--- start RECORDED INFORMATION ---

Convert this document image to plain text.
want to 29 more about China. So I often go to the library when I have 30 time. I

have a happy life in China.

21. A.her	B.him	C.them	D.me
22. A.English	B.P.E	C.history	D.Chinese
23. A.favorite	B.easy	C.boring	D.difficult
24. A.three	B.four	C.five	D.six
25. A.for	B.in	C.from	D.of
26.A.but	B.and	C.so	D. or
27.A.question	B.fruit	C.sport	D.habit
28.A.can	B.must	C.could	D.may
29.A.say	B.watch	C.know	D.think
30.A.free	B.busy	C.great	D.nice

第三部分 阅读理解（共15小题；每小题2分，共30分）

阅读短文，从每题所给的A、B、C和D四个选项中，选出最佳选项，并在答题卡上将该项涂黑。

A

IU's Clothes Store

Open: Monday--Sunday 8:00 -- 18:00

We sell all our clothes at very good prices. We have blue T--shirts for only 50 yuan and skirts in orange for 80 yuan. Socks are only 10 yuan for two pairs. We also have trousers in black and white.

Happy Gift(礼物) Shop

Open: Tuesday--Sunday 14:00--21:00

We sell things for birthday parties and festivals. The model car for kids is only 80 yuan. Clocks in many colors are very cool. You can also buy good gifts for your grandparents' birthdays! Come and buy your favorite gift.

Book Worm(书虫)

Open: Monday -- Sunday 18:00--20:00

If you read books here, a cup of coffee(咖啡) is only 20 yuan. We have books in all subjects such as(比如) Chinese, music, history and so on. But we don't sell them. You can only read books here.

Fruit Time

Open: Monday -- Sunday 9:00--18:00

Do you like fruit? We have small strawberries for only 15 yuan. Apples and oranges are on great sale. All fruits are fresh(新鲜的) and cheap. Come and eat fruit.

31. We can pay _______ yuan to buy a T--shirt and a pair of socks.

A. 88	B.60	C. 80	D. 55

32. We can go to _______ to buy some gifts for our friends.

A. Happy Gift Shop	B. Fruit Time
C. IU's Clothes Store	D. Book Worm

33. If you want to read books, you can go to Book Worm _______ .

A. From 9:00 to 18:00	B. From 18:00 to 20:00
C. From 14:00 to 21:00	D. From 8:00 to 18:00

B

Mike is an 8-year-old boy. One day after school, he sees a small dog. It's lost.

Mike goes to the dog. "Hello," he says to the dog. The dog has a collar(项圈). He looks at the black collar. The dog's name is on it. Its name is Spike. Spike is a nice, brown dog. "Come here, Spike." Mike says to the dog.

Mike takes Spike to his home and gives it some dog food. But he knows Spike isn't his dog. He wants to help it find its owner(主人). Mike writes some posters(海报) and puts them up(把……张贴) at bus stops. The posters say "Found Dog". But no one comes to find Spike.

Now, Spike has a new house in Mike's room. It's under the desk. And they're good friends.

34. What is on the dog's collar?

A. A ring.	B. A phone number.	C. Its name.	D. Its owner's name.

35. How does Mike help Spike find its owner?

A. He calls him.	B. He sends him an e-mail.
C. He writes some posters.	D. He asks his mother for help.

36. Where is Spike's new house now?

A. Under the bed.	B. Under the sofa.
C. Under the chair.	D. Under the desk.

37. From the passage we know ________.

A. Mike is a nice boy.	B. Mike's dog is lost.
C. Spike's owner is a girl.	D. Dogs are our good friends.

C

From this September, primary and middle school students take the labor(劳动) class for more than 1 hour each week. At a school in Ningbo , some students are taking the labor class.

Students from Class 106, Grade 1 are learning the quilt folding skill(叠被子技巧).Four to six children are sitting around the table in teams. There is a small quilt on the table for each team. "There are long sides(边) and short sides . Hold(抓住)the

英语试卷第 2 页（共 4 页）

--- end RECORDED INFORMATION ---

WRITTEN TASK | Quote the data above in full, changing nothing.

RESPONSE TO THE TASK |
Convert this document image to plain text.
want to 29 more about China. So I often go to the library when I have 30 time. I

have a happy life in China.

21. A.her	B.him	C.them	D.me
22. A.English	B.P.E	C.history	D.Chinese
23. A.favorite	B.easy	C.boring	D.difficult
24. A.three	B.four	C.five	D.six
25. A.for	B.in	C.from	D.of
26.A.but	B.and	C.so	D. or
27.A.question	B.fruit	C.sport	D.habit
28.A.can	B.must	C.could	D.may
29.A.say	B.watch	C.know	D.think
30.A.free	B.busy	C.great	D.nice

第三部分 阅读理解（共15小题；每小题2分，共30分）

阅读短文，从每题所给的A、B、C和D四个选项中，选出最佳选项，并在答题卡上将该项涂黑。

A

IU's Clothes Store

Open: Monday--Sunday 8:00 -- 18:00

We sell all our clothes at very good prices. We have blue T--shirts for only 50 yuan and skirts in orange for 80 yuan. Socks are only 10 yuan for two pairs. We also have trousers in black and white.

Happy Gift(礼物) Shop

Open: Tuesday--Sunday 14:00--21:00

We sell things for birthday parties and festivals. The model car for kids is only 80 yuan. Clocks in many colors are very cool. You can also buy good gifts for your grandparents' birthdays! Come and buy your favorite gift.

Book Worm(书虫)

Open: Monday -- Sunday 18:00--20:00

If you read books here, a cup of coffee(咖啡) is only 20 yuan. We have books in all subjects such as(比如) Chinese, music, history and so on. But we don't sell them. You can only read books here.

Fruit Time

Open: Monday -- Sunday 9:00--18:00

Do you like fruit? We have small strawberries for only 15 yuan. Apples and oranges are on great sale. All fruits are fresh(新鲜的) and cheap. Come and eat fruit.

31. We can pay _______ yuan to buy a T--shirt and a pair of socks.

A. 88	B.60	C. 80	D. 55

32. We can go to _______ to buy some gifts for our friends.

A. Happy Gift Shop	B. Fruit Time
C. IU's Clothes Store	D. Book Worm

33. If you want to read books, you can go to Book Worm _______ .

A. From 9:00 to 18:00	B. From 18:00 to 20:00
C. From 14:00 to 21:00	D. From 8:00 to 18:00

B

Mike is an 8-year-old boy. One day after school, he sees a small dog. It's lost.

Mike goes to the dog. "Hello," he says to the dog. The dog has a collar(项圈). He looks at the black collar. The dog's name is on it. Its name is Spike. Spike is a nice, brown dog. "Come here, Spike." Mike says to the dog.

Mike takes Spike to his home and gives it some dog food. But he knows Spike isn't his dog. He wants to help it find its owner(主人). Mike writes some posters(海报) and puts them up(把……张贴) at bus stops. The posters say "Found Dog". But no one comes to find Spike.

Now, Spike has a new house in Mike's room. It's under the desk. And they're good friends.

34. What is on the dog's collar?

A. A ring.	B. A phone number.	C. Its name.	D. Its owner's name.

35. How does Mike help Spike find its owner?

A. He calls him.	B. He sends him an e-mail.
C. He writes some posters.	D. He asks his mother for help.

36. Where is Spike's new house now?

A. Under the bed.	B. Under the sofa.
C. Under the chair.	D. Under the desk.

37. From the passage we know ________.

A. Mike is a nice boy.	B. Mike's dog is lost.
C. Spike's owner is a girl.	D. Dogs are our good friends.

C

From this September, primary and middle school students take the labor(劳动) class for more than 1 hour each week. At a school in Ningbo , some students are taking the labor class.

Students from Class 106, Grade 1 are learning the quilt folding skill(叠被子技巧).Four to six children are sitting around the table in teams. There is a small quilt on the table for each team. "There are long sides(边) and short sides . Hold(抓住)the

英语试卷第 2 页（共 4 页）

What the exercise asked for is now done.